TO BE DONE
Examine the material below. Gather every line in which the string "松本保全" appears.
DATA IN THIS EXERCISE start
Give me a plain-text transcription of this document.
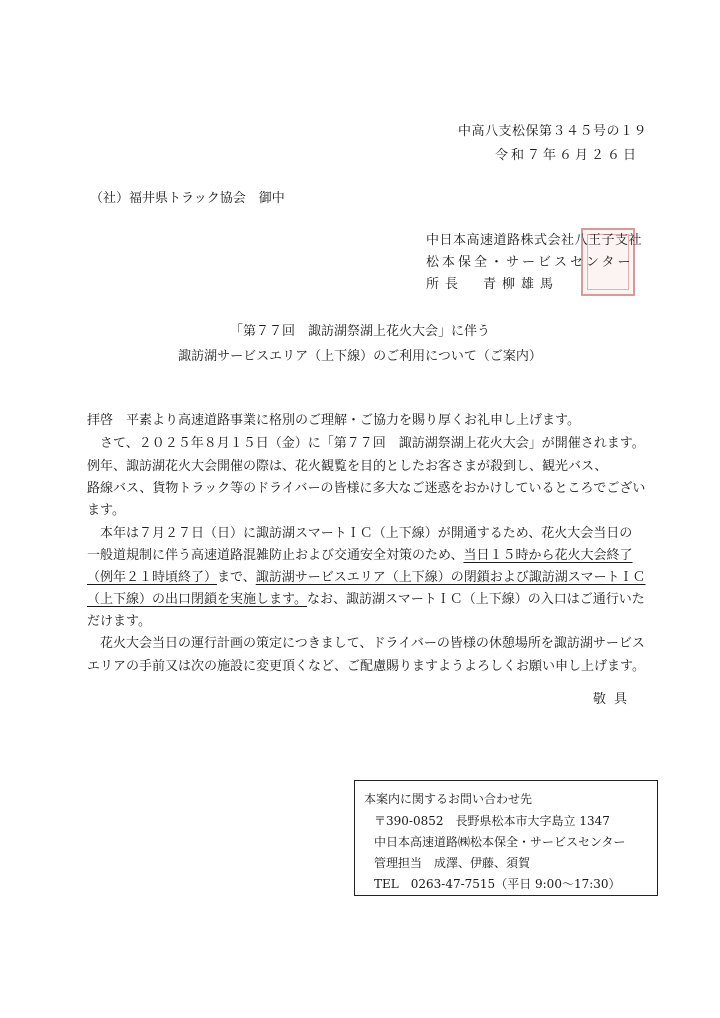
中高八支松保第３４５号の１９
令和７年６月２６日
（社）福井県トラック協会　御中
中日本高速道路株式会社八王子支社
松本保全・サービスセンター
所長　青柳雄馬
「第７７回　諏訪湖祭湖上花火大会」に伴う
諏訪湖サービスエリア（上下線）のご利用について（ご案内）
拝啓　平素より高速道路事業に格別のご理解・ご協力を賜り厚くお礼申し上げます。
さて、２０２５年８月１５日（金）に「第７７回　諏訪湖祭湖上花火大会」が開催されます。
例年、諏訪湖花火大会開催の際は、花火観覧を目的としたお客さまが殺到し、観光バス、
路線バス、貨物トラック等のドライバーの皆様に多大なご迷惑をおかけしているところでござい
ます。
本年は７月２７日（日）に諏訪湖スマートＩＣ（上下線）が開通するため、花火大会当日の
一般道規制に伴う高速道路混雑防止および交通安全対策のため、当日１５時から花火大会終了
（例年２１時頃終了）まで、諏訪湖サービスエリア（上下線）の閉鎖および諏訪湖スマートＩＣ
（上下線）の出口閉鎖を実施します。なお、諏訪湖スマートＩＣ（上下線）の入口はご通行いた
だけます。
花火大会当日の運行計画の策定につきまして、ドライバーの皆様の休憩場所を諏訪湖サービス
エリアの手前又は次の施設に変更頂くなど、ご配慮賜りますようよろしくお願い申し上げます。
敬具
本案内に関するお問い合わせ先
〒390-0852　長野県松本市大字島立 1347
中日本高速道路㈱松本保全・サービスセンター
管理担当　成澤、伊藤、須賀
TEL　0263-47-7515（平日 9:00～17:30）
DATA IN THIS EXERCISE end
CORRECT ANSWER
松本保全・サービスセンター
中日本高速道路㈱松本保全・サービスセンター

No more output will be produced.